• STATED EXERCISE: Reproduce the entries exactly.

• WORKING DATA:

________________

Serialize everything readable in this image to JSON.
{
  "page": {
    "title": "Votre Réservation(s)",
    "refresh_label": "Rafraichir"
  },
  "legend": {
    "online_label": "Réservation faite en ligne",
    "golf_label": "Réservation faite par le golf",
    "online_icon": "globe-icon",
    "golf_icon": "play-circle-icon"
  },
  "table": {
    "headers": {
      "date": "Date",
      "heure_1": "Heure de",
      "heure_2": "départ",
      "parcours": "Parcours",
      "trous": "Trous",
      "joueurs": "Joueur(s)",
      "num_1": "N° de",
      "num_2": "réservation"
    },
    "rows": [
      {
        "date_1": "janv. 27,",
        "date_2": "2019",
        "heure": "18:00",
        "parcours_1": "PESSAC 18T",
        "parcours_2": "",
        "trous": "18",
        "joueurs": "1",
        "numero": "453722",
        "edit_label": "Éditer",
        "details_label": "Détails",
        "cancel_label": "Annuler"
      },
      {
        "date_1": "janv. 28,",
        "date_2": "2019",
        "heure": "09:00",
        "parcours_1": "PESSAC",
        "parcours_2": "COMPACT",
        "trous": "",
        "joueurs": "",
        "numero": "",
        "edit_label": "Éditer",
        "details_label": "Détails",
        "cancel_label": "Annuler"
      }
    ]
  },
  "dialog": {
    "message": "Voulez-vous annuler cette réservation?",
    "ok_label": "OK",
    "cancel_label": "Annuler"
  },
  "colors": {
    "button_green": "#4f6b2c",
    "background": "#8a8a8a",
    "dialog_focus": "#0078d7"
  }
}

________________

• EXERCISE SOLUTION:
Serialize everything readable in this image to JSON.
{
  "page": {
    "title": "Votre Réservation(s)",
    "refresh_label": "Rafraichir"
  },
  "legend": {
    "online_label": "Réservation faite en ligne",
    "golf_label": "Réservation faite par le golf",
    "online_icon": "globe-icon",
    "golf_icon": "play-circle-icon"
  },
  "table": {
    "headers": {
      "date": "Date",
      "heure_1": "Heure de",
      "heure_2": "départ",
      "parcours": "Parcours",
      "trous": "Trous",
      "joueurs": "Joueur(s)",
      "num_1": "N° de",
      "num_2": "réservation"
    },
    "rows": [
      {
        "date_1": "janv. 27,",
        "date_2": "2019",
        "heure": "18:00",
        "parcours_1": "PESSAC 18T",
        "parcours_2": "",
        "trous": "18",
        "joueurs": "1",
        "numero": "453722",
        "edit_label": "Éditer",
        "details_label": "Détails",
        "cancel_label": "Annuler"
      },
      {
        "date_1": "janv. 28,",
        "date_2": "2019",
        "heure": "09:00",
        "parcours_1": "PESSAC",
        "parcours_2": "COMPACT",
        "trous": "",
        "joueurs": "",
        "numero": "",
        "edit_label": "Éditer",
        "details_label": "Détails",
        "cancel_label": "Annuler"
      }
    ]
  },
  "dialog": {
    "message": "Voulez-vous annuler cette réservation?",
    "ok_label": "OK",
    "cancel_label": "Annuler"
  },
  "colors": {
    "button_green": "#4f6b2c",
    "background": "#8a8a8a",
    "dialog_focus": "#0078d7"
  }
}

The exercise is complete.